Stated problem — Restate the data below word for word. Skip any images it contains.
══════════════════════════════
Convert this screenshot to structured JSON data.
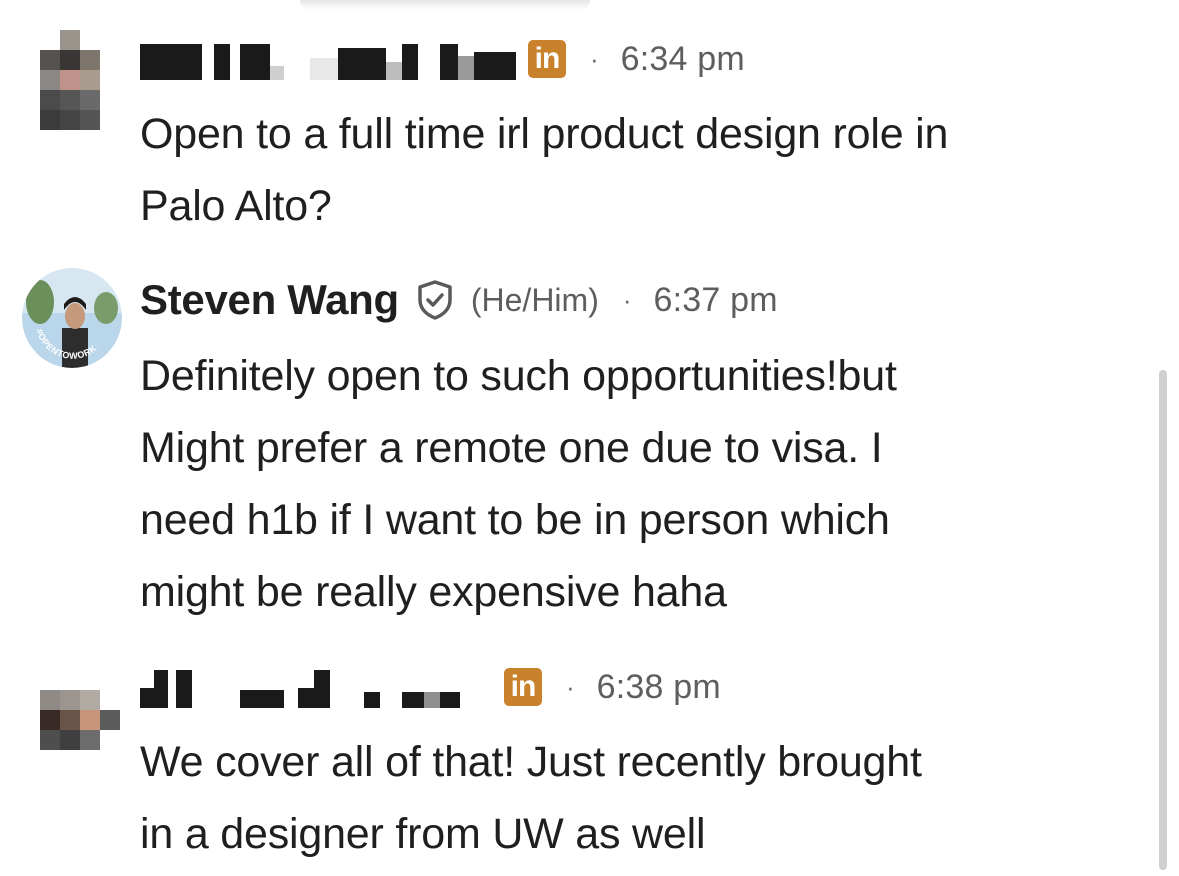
{
  "messages": [
    {
      "sender_name": "",
      "sender_name_redacted": true,
      "badge": "in",
      "separator": "·",
      "time": "6:34 pm",
      "lines": [
        "Open to a full time irl product design role in",
        "Palo Alto?"
      ]
    },
    {
      "sender_name": "Steven Wang",
      "verified_icon": "shield-check-icon",
      "pronouns": "(He/Him)",
      "separator": "·",
      "time": "6:37 pm",
      "avatar_ring_text": "#OPENTOWORK",
      "lines": [
        "Definitely open to such opportunities!but",
        "Might prefer a remote one due to visa. I",
        "need h1b if I want to be in person which",
        "might be really expensive haha"
      ]
    },
    {
      "sender_name": "",
      "sender_name_redacted": true,
      "badge": "in",
      "separator": "·",
      "time": "6:38 pm",
      "lines": [
        "We cover all of that! Just recently brought",
        "in a designer from UW as well"
      ]
    }
  ],
  "colors": {
    "linkedin_badge": "#c9822b",
    "open_to_work_ring": "#3f7d3a",
    "text": "#1f1f1f",
    "meta_text": "#5e5e5e"
  }
}
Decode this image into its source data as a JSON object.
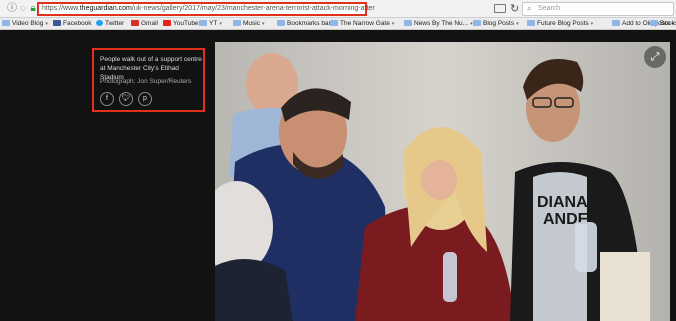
{
  "browser": {
    "url_prefix": "https://www.",
    "url_domain": "theguardian.com",
    "url_path": "/uk-news/gallery/2017/may/23/manchester-arena-terrorist-attack-morning-after",
    "search_placeholder": "Search",
    "icons": {
      "back": "info-icon",
      "lock": "lock-icon",
      "reader": "reader-view-icon",
      "reload": "reload-icon",
      "search": "search-icon"
    }
  },
  "bookmarks": [
    {
      "label": "Video Blog",
      "icon": "folder",
      "caret": true
    },
    {
      "label": "Facebook",
      "icon": "fb",
      "caret": false
    },
    {
      "label": "Twitter",
      "icon": "tw",
      "caret": false
    },
    {
      "label": "Gmail",
      "icon": "gm",
      "caret": false
    },
    {
      "label": "YouTube",
      "icon": "yt",
      "caret": false
    },
    {
      "label": "YT",
      "icon": "folder",
      "caret": true
    },
    {
      "label": "Music",
      "icon": "folder",
      "caret": true
    },
    {
      "label": "Bookmarks bar",
      "icon": "folder",
      "caret": true
    },
    {
      "label": "The Narrow Gate",
      "icon": "folder",
      "caret": true
    },
    {
      "label": "News By The Nu...",
      "icon": "folder",
      "caret": true
    },
    {
      "label": "Blog Posts",
      "icon": "folder",
      "caret": true
    },
    {
      "label": "Future Blog Posts",
      "icon": "folder",
      "caret": true
    },
    {
      "label": "Add to Old posts",
      "icon": "folder",
      "caret": true
    },
    {
      "label": "Books",
      "icon": "folder",
      "caret": true
    }
  ],
  "caption": {
    "text": "People walk out of a support centre at Manchester City's Etihad Stadium",
    "credit": "Photograph: Jon Super/Reuters",
    "share": [
      {
        "name": "facebook-share-icon",
        "glyph": "f"
      },
      {
        "name": "twitter-share-icon",
        "glyph": "🐦"
      },
      {
        "name": "pinterest-share-icon",
        "glyph": "p"
      }
    ]
  },
  "photo": {
    "expand_icon": "expand-icon",
    "shirt_text": "DIANA\nANDE"
  },
  "colors": {
    "highlight": "#e0301e",
    "page_bg": "#121212"
  }
}
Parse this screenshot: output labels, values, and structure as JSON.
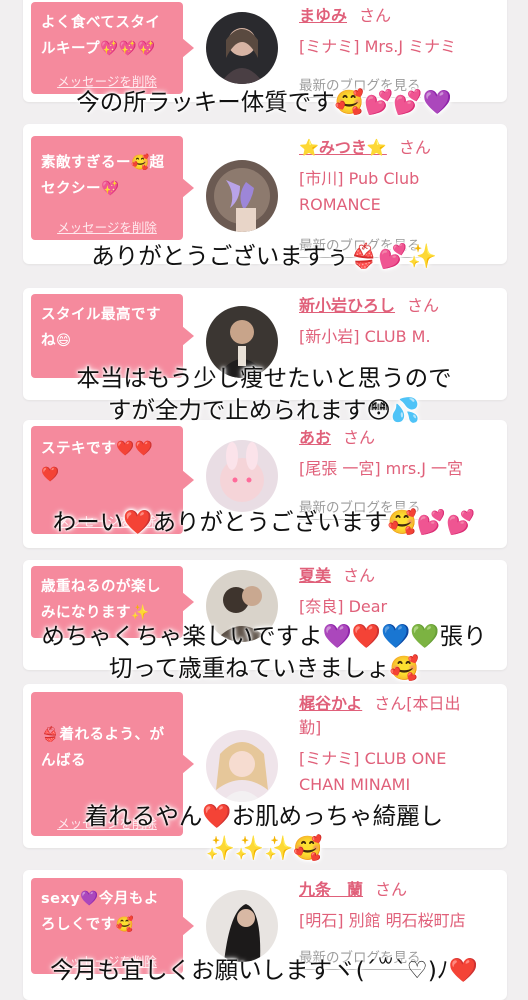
{
  "accent_color": "#f58a9d",
  "link_color": "#e0607a",
  "delete_label": "メッセージを削除",
  "blog_label": "最新のブログを見る",
  "suffix": "さん",
  "cards": [
    {
      "message": "よく食べてスタイ\nルキープ💖💖💖",
      "name": "まゆみ",
      "suffix": "さん",
      "shop": "[ミナミ] Mrs.J ミナミ",
      "reply": "今の所ラッキー体質です🥰💕💕💜"
    },
    {
      "message": "素敵すぎるー🥰超\nセクシー💖",
      "name": "⭐みつき⭐",
      "suffix": "さん",
      "shop": "[市川] Pub Club\nROMANCE",
      "reply": "ありがとうございますぅ👙💕✨"
    },
    {
      "message": "スタイル最高です\nね😄",
      "name": "新小岩ひろし",
      "suffix": "さん",
      "shop": "[新小岩] CLUB M.",
      "reply": "本当はもう少し痩せたいと思うので\nすが全力で止められます😳💦"
    },
    {
      "message": "ステキです❤️❤️\n❤️",
      "name": "あお",
      "suffix": "さん",
      "shop": "[尾張 一宮] mrs.J 一宮",
      "reply": "わーい❤️ありがとうございます🥰💕💕"
    },
    {
      "message": "歳重ねるのが楽し\nみになります✨",
      "name": "夏美",
      "suffix": "さん",
      "shop": "[奈良] Dear",
      "reply": "めちゃくちゃ楽しいですよ💜❤️💙💚張り\n切って歳重ねていきましょ🥰"
    },
    {
      "message": "👙着れるよう、が\nんばる",
      "name": "梶谷かよ",
      "suffix": "さん[本日出\n勤]",
      "shop": "[ミナミ] CLUB ONE\nCHAN MINAMI",
      "reply": "着れるやん❤️お肌めっちゃ綺麗し\n✨✨✨🥰"
    },
    {
      "message": "sexy💜今月もよ\nろしくです🥰",
      "name": "九条　蘭",
      "suffix": "さん",
      "shop": "[明石] 別館 明石桜町店",
      "reply": "今月も宜しくお願いしますヾ(´꒳`♡)ﾉ❤️"
    }
  ]
}
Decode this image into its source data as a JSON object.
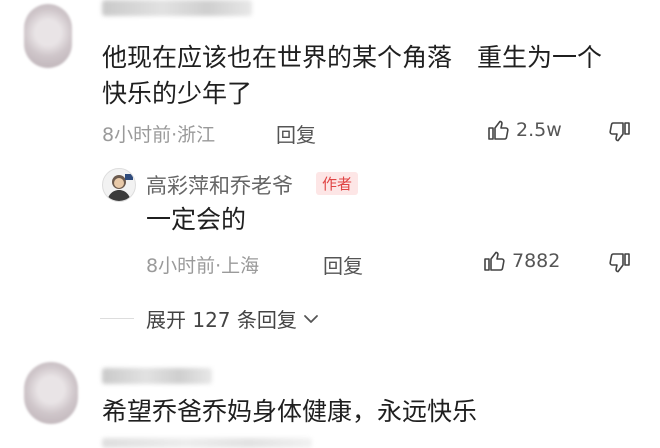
{
  "comment1": {
    "text": "他现在应该也在世界的某个角落　重生为一个快乐的少年了",
    "time_location": "8小时前·浙江",
    "reply_label": "回复",
    "like_count": "2.5w"
  },
  "reply1": {
    "author": "高彩萍和乔老爷",
    "author_tag": "作者",
    "text": "一定会的",
    "time_location": "8小时前·上海",
    "reply_label": "回复",
    "like_count": "7882"
  },
  "expand": {
    "label": "展开 127 条回复"
  },
  "comment2": {
    "text": "希望乔爸乔妈身体健康，永远快乐"
  },
  "colors": {
    "author_tag_bg": "#fde6e6",
    "author_tag_text": "#e04444",
    "meta_gray": "#9a9a9a"
  },
  "icons": [
    "thumb-up-icon",
    "thumb-down-icon",
    "chevron-down-icon"
  ]
}
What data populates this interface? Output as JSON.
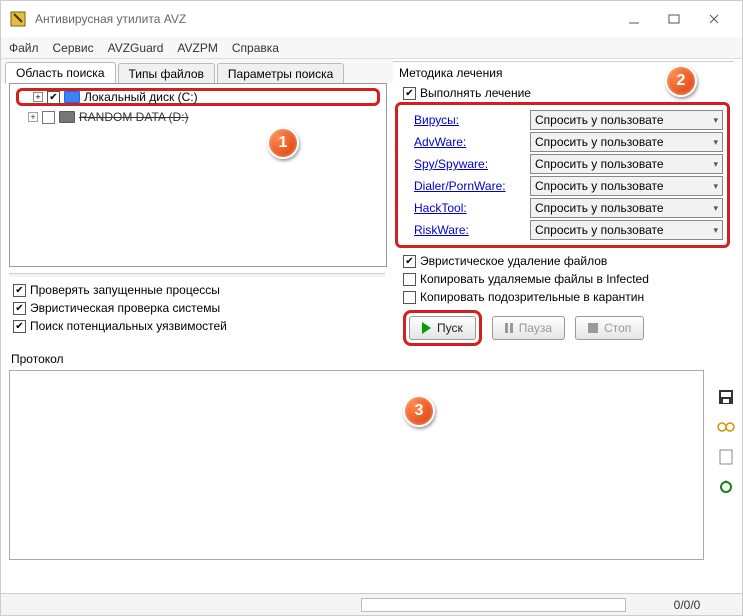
{
  "window": {
    "title": "Антивирусная утилита AVZ",
    "menu": [
      "Файл",
      "Сервис",
      "AVZGuard",
      "AVZPM",
      "Справка"
    ],
    "tabs": [
      "Область поиска",
      "Типы файлов",
      "Параметры поиска"
    ]
  },
  "tree": {
    "item1_label": "Локальный диск (C:)",
    "item2_label": "RANDOM DATA (D:)"
  },
  "left_checks": {
    "c1": "Проверять запущенные процессы",
    "c2": "Эвристическая проверка системы",
    "c3": "Поиск потенциальных уязвимостей"
  },
  "protocol_label": "Протокол",
  "treatment": {
    "heading": "Методика лечения",
    "perform": "Выполнять лечение",
    "links": [
      "Вирусы:",
      "AdvWare:",
      "Spy/Spyware:",
      "Dialer/PornWare:",
      "HackTool:",
      "RiskWare:"
    ],
    "option_text": "Спросить у пользовате",
    "h1": "Эвристическое удаление файлов",
    "h2": "Копировать удаляемые файлы в  Infected",
    "h3": "Копировать подозрительные в  карантин"
  },
  "buttons": {
    "start": "Пуск",
    "pause": "Пауза",
    "stop": "Стоп"
  },
  "status": {
    "counts": "0/0/0"
  },
  "markers": {
    "m1": "1",
    "m2": "2",
    "m3": "3"
  }
}
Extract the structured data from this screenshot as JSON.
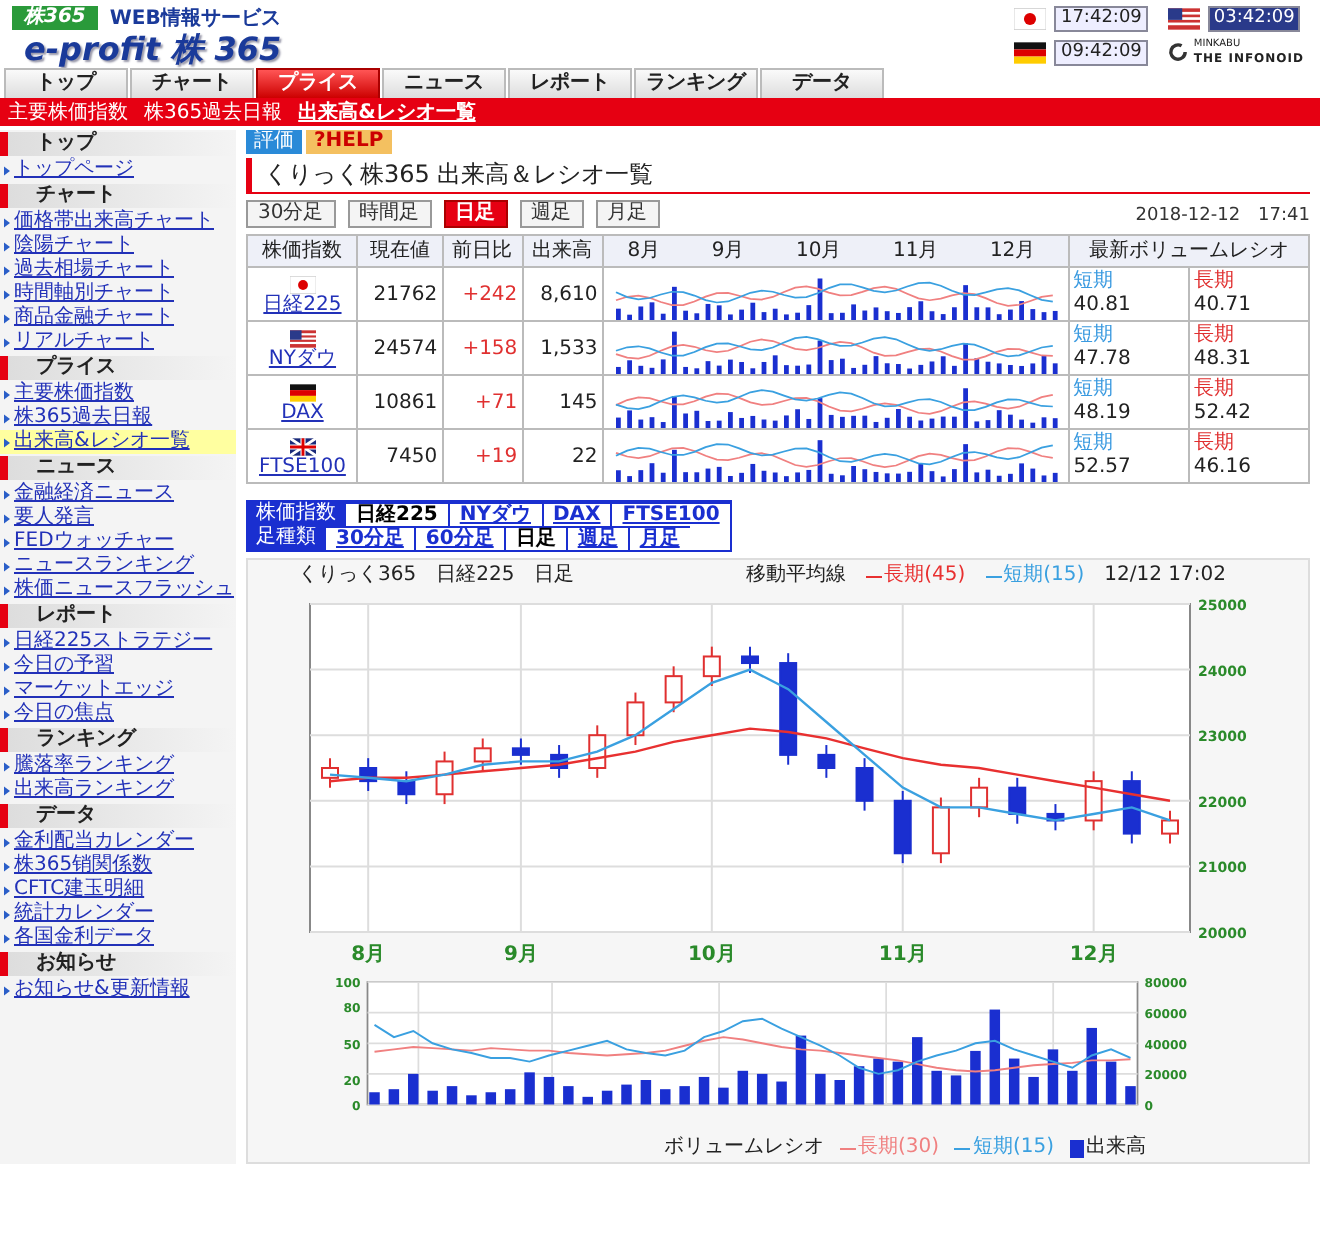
══════════════════════════════
Expected answer —
Convert this screenshot to structured JSON data.
{
  "messages": [
    {
      "sender_name": "",
      "sender_name_redacted": true,
      "badge": "in",
      "separator": "·",
      "time": "6:34 pm",
      "lines": [
        "Open to a full time irl product design role in",
        "Palo Alto?"
      ]
    },
    {
      "sender_name": "Steven Wang",
      "verified_icon": "shield-check-icon",
      "pronouns": "(He/Him)",
      "separator": "·",
      "time": "6:37 pm",
      "avatar_ring_text": "#OPENTOWORK",
      "lines": [
        "Definitely open to such opportunities!but",
        "Might prefer a remote one due to visa. I",
        "need h1b if I want to be in person which",
        "might be really expensive haha"
      ]
    },
    {
      "sender_name": "",
      "sender_name_redacted": true,
      "badge": "in",
      "separator": "·",
      "time": "6:38 pm",
      "lines": [
        "We cover all of that! Just recently brought",
        "in a designer from UW as well"
      ]
    }
  ],
  "colors": {
    "linkedin_badge": "#c9822b",
    "open_to_work_ring": "#3f7d3a",
    "text": "#1f1f1f",
    "meta_text": "#5e5e5e"
  }
}
Decode this image into its source data as a JSON object.
{
  "browser": {
    "url_prefix": "https://www.",
    "url_domain": "theguardian.com",
    "url_path": "/uk-news/gallery/2017/may/23/manchester-arena-terrorist-attack-morning-after",
    "search_placeholder": "Search",
    "icons": {
      "back": "info-icon",
      "lock": "lock-icon",
      "reader": "reader-view-icon",
      "reload": "reload-icon",
      "search": "search-icon"
    }
  },
  "bookmarks": [
    {
      "label": "Video Blog",
      "icon": "folder",
      "caret": true
    },
    {
      "label": "Facebook",
      "icon": "fb",
      "caret": false
    },
    {
      "label": "Twitter",
      "icon": "tw",
      "caret": false
    },
    {
      "label": "Gmail",
      "icon": "gm",
      "caret": false
    },
    {
      "label": "YouTube",
      "icon": "yt",
      "caret": false
    },
    {
      "label": "YT",
      "icon": "folder",
      "caret": true
    },
    {
      "label": "Music",
      "icon": "folder",
      "caret": true
    },
    {
      "label": "Bookmarks bar",
      "icon": "folder",
      "caret": true
    },
    {
      "label": "The Narrow Gate",
      "icon": "folder",
      "caret": true
    },
    {
      "label": "News By The Nu...",
      "icon": "folder",
      "caret": true
    },
    {
      "label": "Blog Posts",
      "icon": "folder",
      "caret": true
    },
    {
      "label": "Future Blog Posts",
      "icon": "folder",
      "caret": true
    },
    {
      "label": "Add to Old posts",
      "icon": "folder",
      "caret": true
    },
    {
      "label": "Books",
      "icon": "folder",
      "caret": true
    }
  ],
  "caption": {
    "text": "People walk out of a support centre at Manchester City's Etihad Stadium",
    "credit": "Photograph: Jon Super/Reuters",
    "share": [
      {
        "name": "facebook-share-icon",
        "glyph": "f"
      },
      {
        "name": "twitter-share-icon",
        "glyph": "🐦"
      },
      {
        "name": "pinterest-share-icon",
        "glyph": "p"
      }
    ]
  },
  "photo": {
    "expand_icon": "expand-icon",
    "shirt_text": "DIANA\nANDE"
  },
  "colors": {
    "highlight": "#e0301e",
    "page_bg": "#121212"
  }
}
Parse this screenshot: output labels, values, and structure as JSON.
{
  "accent_color": "#f58a9d",
  "link_color": "#e0607a",
  "delete_label": "メッセージを削除",
  "blog_label": "最新のブログを見る",
  "suffix": "さん",
  "cards": [
    {
      "message": "よく食べてスタイ\nルキープ💖💖💖",
      "name": "まゆみ",
      "suffix": "さん",
      "shop": "[ミナミ] Mrs.J ミナミ",
      "reply": "今の所ラッキー体質です🥰💕💕💜"
    },
    {
      "message": "素敵すぎるー🥰超\nセクシー💖",
      "name": "⭐みつき⭐",
      "suffix": "さん",
      "shop": "[市川] Pub Club\nROMANCE",
      "reply": "ありがとうございますぅ👙💕✨"
    },
    {
      "message": "スタイル最高です\nね😄",
      "name": "新小岩ひろし",
      "suffix": "さん",
      "shop": "[新小岩] CLUB M.",
      "reply": "本当はもう少し痩せたいと思うので\nすが全力で止められます😳💦"
    },
    {
      "message": "ステキです❤️❤️\n❤️",
      "name": "あお",
      "suffix": "さん",
      "shop": "[尾張 一宮] mrs.J 一宮",
      "reply": "わーい❤️ありがとうございます🥰💕💕"
    },
    {
      "message": "歳重ねるのが楽し\nみになります✨",
      "name": "夏美",
      "suffix": "さん",
      "shop": "[奈良] Dear",
      "reply": "めちゃくちゃ楽しいですよ💜❤️💙💚張り\n切って歳重ねていきましょ🥰"
    },
    {
      "message": "👙着れるよう、が\nんばる",
      "name": "梶谷かよ",
      "suffix": "さん[本日出\n勤]",
      "shop": "[ミナミ] CLUB ONE\nCHAN MINAMI",
      "reply": "着れるやん❤️お肌めっちゃ綺麗し\n✨✨✨🥰"
    },
    {
      "message": "sexy💜今月もよ\nろしくです🥰",
      "name": "九条　蘭",
      "suffix": "さん",
      "shop": "[明石] 別館 明石桜町店",
      "reply": "今月も宜しくお願いしますヾ(´꒳`♡)ﾉ❤️"
    }
  ]
}
Decode this image into its source data as a JSON object.
{
  "comment1": {
    "text": "他现在应该也在世界的某个角落　重生为一个快乐的少年了",
    "time_location": "8小时前·浙江",
    "reply_label": "回复",
    "like_count": "2.5w"
  },
  "reply1": {
    "author": "高彩萍和乔老爷",
    "author_tag": "作者",
    "text": "一定会的",
    "time_location": "8小时前·上海",
    "reply_label": "回复",
    "like_count": "7882"
  },
  "expand": {
    "label": "展开 127 条回复"
  },
  "comment2": {
    "text": "希望乔爸乔妈身体健康，永远快乐"
  },
  "colors": {
    "author_tag_bg": "#fde6e6",
    "author_tag_text": "#e04444",
    "meta_gray": "#9a9a9a"
  },
  "icons": [
    "thumb-up-icon",
    "thumb-down-icon",
    "chevron-down-icon"
  ]
}
What data populates this interface? Output as JSON.
{
  "window": {
    "title": "Антивирусная утилита AVZ",
    "menu": [
      "Файл",
      "Сервис",
      "AVZGuard",
      "AVZPM",
      "Справка"
    ],
    "tabs": [
      "Область поиска",
      "Типы файлов",
      "Параметры поиска"
    ]
  },
  "tree": {
    "item1_label": "Локальный диск (C:)",
    "item2_label": "RANDOM DATA (D:)"
  },
  "left_checks": {
    "c1": "Проверять запущенные процессы",
    "c2": "Эвристическая проверка системы",
    "c3": "Поиск потенциальных уязвимостей"
  },
  "protocol_label": "Протокол",
  "treatment": {
    "heading": "Методика лечения",
    "perform": "Выполнять лечение",
    "links": [
      "Вирусы:",
      "AdvWare:",
      "Spy/Spyware:",
      "Dialer/PornWare:",
      "HackTool:",
      "RiskWare:"
    ],
    "option_text": "Спросить у пользовате",
    "h1": "Эвристическое удаление файлов",
    "h2": "Копировать удаляемые файлы в  Infected",
    "h3": "Копировать подозрительные в  карантин"
  },
  "buttons": {
    "start": "Пуск",
    "pause": "Пауза",
    "stop": "Стоп"
  },
  "status": {
    "counts": "0/0/0"
  },
  "markers": {
    "m1": "1",
    "m2": "2",
    "m3": "3"
  }
}
Extract the structured data from this screenshot as JSON.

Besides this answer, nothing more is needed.